:: What is expected ::
Restate the full set of records exactly, without adding or dropping a word.
▬▬▬
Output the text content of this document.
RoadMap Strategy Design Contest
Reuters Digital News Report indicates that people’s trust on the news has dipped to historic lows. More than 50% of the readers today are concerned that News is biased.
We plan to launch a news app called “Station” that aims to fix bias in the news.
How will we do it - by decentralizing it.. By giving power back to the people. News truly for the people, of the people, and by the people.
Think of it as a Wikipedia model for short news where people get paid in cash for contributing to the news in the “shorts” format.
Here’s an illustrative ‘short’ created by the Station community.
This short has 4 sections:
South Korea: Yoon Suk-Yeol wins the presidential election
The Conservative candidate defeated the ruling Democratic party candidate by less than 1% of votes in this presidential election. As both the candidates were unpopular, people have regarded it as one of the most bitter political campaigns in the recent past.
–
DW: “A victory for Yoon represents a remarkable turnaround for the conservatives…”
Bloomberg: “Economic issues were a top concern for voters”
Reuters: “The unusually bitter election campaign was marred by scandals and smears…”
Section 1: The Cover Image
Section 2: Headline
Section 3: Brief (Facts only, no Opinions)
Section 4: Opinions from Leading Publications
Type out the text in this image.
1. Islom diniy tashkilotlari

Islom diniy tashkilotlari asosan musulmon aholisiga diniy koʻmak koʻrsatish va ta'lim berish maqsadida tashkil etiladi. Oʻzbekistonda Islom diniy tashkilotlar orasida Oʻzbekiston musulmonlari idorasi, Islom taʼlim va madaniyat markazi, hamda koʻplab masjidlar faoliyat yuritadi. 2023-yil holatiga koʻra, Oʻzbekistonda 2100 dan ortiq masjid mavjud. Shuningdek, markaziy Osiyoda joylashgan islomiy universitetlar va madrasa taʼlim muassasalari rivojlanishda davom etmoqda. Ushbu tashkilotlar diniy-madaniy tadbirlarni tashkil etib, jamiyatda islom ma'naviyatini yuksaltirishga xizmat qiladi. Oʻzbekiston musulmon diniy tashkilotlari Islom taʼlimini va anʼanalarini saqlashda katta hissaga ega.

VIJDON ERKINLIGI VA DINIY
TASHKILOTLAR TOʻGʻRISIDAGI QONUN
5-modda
▬▬▬
:: Finished answer ::
Output the text content of this document.
RoadMap Strategy Design Contest
Reuters Digital News Report indicates that people’s trust on the news has dipped to historic lows. More than 50% of the readers today are concerned that News is biased.
We plan to launch a news app called “Station” that aims to fix bias in the news.
How will we do it - by decentralizing it.. By giving power back to the people. News truly for the people, of the people, and by the people.
Think of it as a Wikipedia model for short news where people get paid in cash for contributing to the news in the “shorts” format.
Here’s an illustrative ‘short’ created by the Station community.
This short has 4 sections:
South Korea: Yoon Suk-Yeol wins the presidential election
The Conservative candidate defeated the ruling Democratic party candidate by less than 1% of votes in this presidential election. As both the candidates were unpopular, people have regarded it as one of the most bitter political campaigns in the recent past.
–
DW: “A victory for Yoon represents a remarkable turnaround for the conservatives…”
Bloomberg: “Economic issues were a top concern for voters”
Reuters: “The unusually bitter election campaign was marred by scandals and smears…”
Section 1: The Cover Image
Section 2: Headline
Section 3: Brief (Facts only, no Opinions)
Section 4: Opinions from Leading Publications
Type out the text in this image.
1. Islom diniy tashkilotlari

Islom diniy tashkilotlari asosan musulmon aholisiga diniy koʻmak koʻrsatish va ta'lim berish maqsadida tashkil etiladi. Oʻzbekistonda Islom diniy tashkilotlar orasida Oʻzbekiston musulmonlari idorasi, Islom taʼlim va madaniyat markazi, hamda koʻplab masjidlar faoliyat yuritadi. 2023-yil holatiga koʻra, Oʻzbekistonda 2100 dan ortiq masjid mavjud. Shuningdek, markaziy Osiyoda joylashgan islomiy universitetlar va madrasa taʼlim muassasalari rivojlanishda davom etmoqda. Ushbu tashkilotlar diniy-madaniy tadbirlarni tashkil etib, jamiyatda islom ma'naviyatini yuksaltirishga xizmat qiladi. Oʻzbekiston musulmon diniy tashkilotlari Islom taʼlimini va anʼanalarini saqlashda katta hissaga ega.

VIJDON ERKINLIGI VA DINIY
TASHKILOTLAR TOʻGʻRISIDAGI QONUN
5-modda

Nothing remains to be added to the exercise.